▶ **Given task**:
Of all the lines in the material, how many include the word "obtainable"? Reply with the number alone.

▶ **Dataset extract**:

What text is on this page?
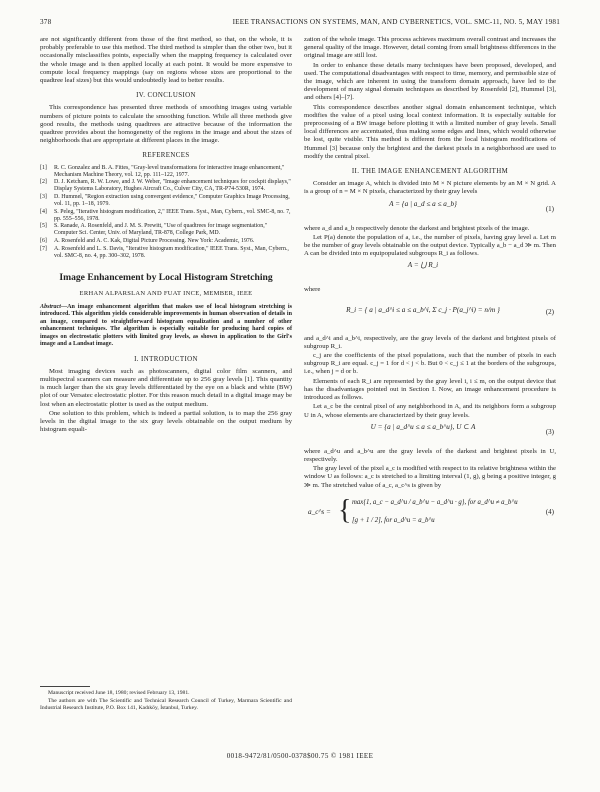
378	IEEE TRANSACTIONS ON SYSTEMS, MAN, AND CYBERNETICS, VOL. SMC-11, NO. 5, MAY 1981

are not significantly different from those of the first method, so that, on the whole, it is probably preferable to use this method. The third method is simpler than the other two, but it occasionally misclassifies points, especially when the mapping frequency is calculated over the whole image and is then applied locally at each point. It would be more expensive to compute local frequency mappings (say on regions whose sizes are proportional to the quadtree leaf sizes) but this would undoubtedly lead to better results.

IV. CONCLUSION

This correspondence has presented three methods of smoothing images using variable numbers of picture points to calculate the smoothing function. While all three methods give good results, the methods using quadtrees are attractive because of the information the quadtree provides about the homogeneity of the regions in the image and about the sizes of neighborhoods that are appropriate at different places in the image.

REFERENCES
[1] R. C. Gonzalez and B. A. Fittes, "Gray-level transformations for interactive image enhancement," Mechanism Machine Theory, vol. 12, pp. 111–122, 1977.
[2] D. J. Ketcham, R. W. Lowe, and J. W. Weber, "Image enhancement techniques for cockpit displays," Display Systems Laboratory, Hughes Aircraft Co., Culver City, CA, TR-P74-530R, 1974.
[3] D. Hummel, "Region extraction using convergent evidence," Computer Graphics Image Processing, vol. 11, pp. 1–18, 1979.
[4] S. Peleg, "Iterative histogram modification, 2," IEEE Trans. Syst., Man, Cybern., vol. SMC-8, no. 7, pp. 555–556, 1978.
[5] S. Ranade, A. Rosenfeld, and J. M. S. Prewitt, "Use of quadtrees for image segmentation," Computer Sci. Center, Univ. of Maryland, TR-878, College Park, MD.
[6] A. Rosenfeld and A. C. Kak, Digital Picture Processing. New York: Academic, 1976.
[7] A. Rosenfeld and L. S. Davis, "Iterative histogram modification," IEEE Trans. Syst., Man, Cybern., vol. SMC-8, no. 4, pp. 300–302, 1978.
Image Enhancement by Local Histogram Stretching
ERHAN ALPARSLAN AND FUAT INCE, MEMBER, IEEE
Abstract—An image enhancement algorithm that makes use of local histogram stretching is introduced. This algorithm yields considerable improvements in human observation of details in an image, compared to straightforward histogram equalization and a number of other enhancement techniques. The algorithm is especially suitable for producing hard copies of images on electrostatic plotters with limited gray levels, as shown in application to the Girl's image and a Landsat image.
I. INTRODUCTION

Most imaging devices such as photoscanners, digital color film scanners, and multispectral scanners can measure and differentiate up to 256 gray levels [1]. This quantity is much larger than the six gray levels differentiated by the eye on a black and white (BW) plot of our Versatec electrostatic plotter. For this reason much detail in a digital image may be lost when an electrostatic plotter is used as the output medium.

One solution to this problem, which is indeed a partial solution, is to map the 256 gray levels in the digital image to the six gray levels obtainable on the output medium by histogram equali-

Manuscript received June 18, 1980; revised February 13, 1981.

The authors are with The Scientific and Technical Research Council of Turkey, Marmara Scientific and Industrial Research Institute, P.O. Box 141, Kadıköy, İstanbul, Turkey.

zation of the whole image. This process achieves maximum overall contrast and increases the general quality of the image. However, detail coming from small brightness differences in the original image are still lost.

In order to enhance these details many techniques have been proposed, developed, and used. The computational disadvantages with respect to time, memory, and permissible size of the image, which are inherent in using the transform domain approach, have led to the development of many signal domain techniques as described by Rosenfeld [2], Hummel [3], and others [4]–[7].

This correspondence describes another signal domain enhancement technique, which modifies the value of a pixel using local context information. It is especially suitable for preprocessing of a BW image before plotting it with a limited number of gray levels. Small local differences are accentuated, thus making some edges and lines, which would otherwise be lost, quite visible. This method is different from the local histogram modifications of Hummel [3] because only the brightest and the darkest pixels in a neighborhood are used to modify the central pixel.

II. THE IMAGE ENHANCEMENT ALGORITHM

Consider an image A, which is divided into M × N picture elements by an M × N grid. A is a group of n = M × N pixels, characterized by their gray levels

A = {a | a_d ≤ a ≤ a_b}
(1)

where a_d and a_b respectively denote the darkest and brightest pixels of the image.

Let P(a) denote the population of a, i.e., the number of pixels, having gray level a. Let m be the number of gray levels obtainable on the output device. Typically a_b − a_d ≫ m. Then A can be divided into m equipopulated subgroups R_i as follows.

A = ⋃ R_i

where

R_i = { a | a_d^i ≤ a ≤ a_b^i, Σ c_j · P(a_j^i) = n/m }	(2)

and a_d^i and a_b^i, respectively, are the gray levels of the darkest and brightest pixels of subgroup R_i.

c_j are the coefficients of the pixel populations, such that the number of pixels in each subgroup R_i are equal. c_j = 1 for d < j < b. But 0 < c_j ≤ 1 at the borders of the subgroups, i.e., when j = d or b.

Elements of each R_i are represented by the gray level i, i ≤ m, on the output device that has the disadvantages pointed out in Section I. Now, an image enhancement procedure is introduced as follows.

Let a_c be the central pixel of any neighborhood in A, and its neighbors form a subgroup U in A, whose elements are characterized by their gray levels.

U = {a | a_d^u ≤ a ≤ a_b^u}, U ⊂ A
(3)

where a_d^u and a_b^u are the gray levels of the darkest and brightest pixels in U, respectively.

The gray level of the pixel a_c is modified with respect to its relative brightness within the window U as follows: a_c is stretched to a limiting interval (1, g), g being a positive integer, g ≫ m. The stretched value of a_c, a_c^s is given by

a_c^s = { max{1, a_c − a_d^u / a_b^u − a_d^u · g}, for a_d^u ≠ a_b^u
[g + 1 / 2], for a_d^u = a_b^u
(4)
0018-9472/81/0500-0378$00.75 © 1981 IEEE
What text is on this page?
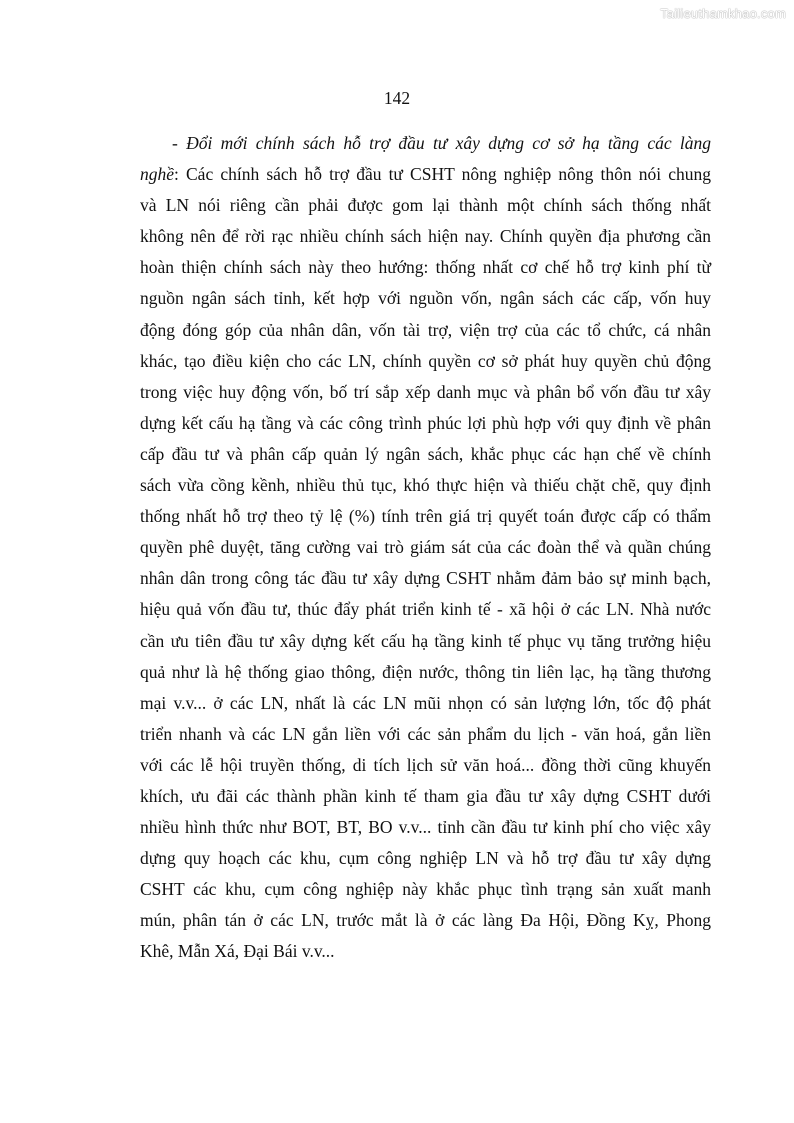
Tailieuthamkhao.com
142
- Đổi mới chính sách hỗ trợ đầu tư xây dựng cơ sở hạ tầng các làng
nghề: Các chính sách hỗ trợ đầu tư CSHT nông nghiệp nông thôn nói chung
và LN nói riêng cần phải được gom lại thành một chính sách thống nhất
không nên để rời rạc nhiều chính sách hiện nay. Chính quyền địa phương cần
hoàn thiện chính sách này theo hướng: thống nhất cơ chế hỗ trợ kinh phí từ
nguồn ngân sách tỉnh, kết hợp với nguồn vốn, ngân sách các cấp, vốn huy
động đóng góp của nhân dân, vốn tài trợ, viện trợ của các tổ chức, cá nhân
khác, tạo điều kiện cho các LN, chính quyền cơ sở phát huy quyền chủ động
trong việc huy động vốn, bố trí sắp xếp danh mục và phân bổ vốn đầu tư xây
dựng kết cấu hạ tầng và các công trình phúc lợi phù hợp với quy định về phân
cấp đầu tư và phân cấp quản lý ngân sách, khắc phục các hạn chế về chính
sách vừa cồng kềnh, nhiều thủ tục, khó thực hiện và thiếu chặt chẽ, quy định
thống nhất hỗ trợ theo tỷ lệ (%) tính trên giá trị quyết toán được cấp có thẩm
quyền phê duyệt, tăng cường vai trò giám sát của các đoàn thể và quần chúng
nhân dân trong công tác đầu tư xây dựng CSHT nhằm đảm bảo sự minh bạch,
hiệu quả vốn đầu tư, thúc đẩy phát triển kinh tế - xã hội ở các LN. Nhà nước
cần ưu tiên đầu tư xây dựng kết cấu hạ tầng kinh tế phục vụ tăng trưởng hiệu
quả như là hệ thống giao thông, điện nước, thông tin liên lạc, hạ tầng thương
mại v.v... ở các LN, nhất là các LN mũi nhọn có sản lượng lớn, tốc độ phát
triển nhanh và các LN gắn liền với các sản phẩm du lịch - văn hoá, gắn liền
với các lễ hội truyền thống, di tích lịch sử văn hoá... đồng thời cũng khuyến
khích, ưu đãi các thành phần kinh tế tham gia đầu tư xây dựng CSHT dưới
nhiều hình thức như BOT, BT, BO v.v... tỉnh cần đầu tư kinh phí cho việc xây
dựng quy hoạch các khu, cụm công nghiệp LN và hỗ trợ đầu tư xây dựng
CSHT các khu, cụm công nghiệp này khắc phục tình trạng sản xuất manh
mún, phân tán ở các LN, trước mắt là ở các làng Đa Hội, Đồng Kỵ, Phong
Khê, Mẫn Xá, Đại Bái v.v...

▶ **Result**:
2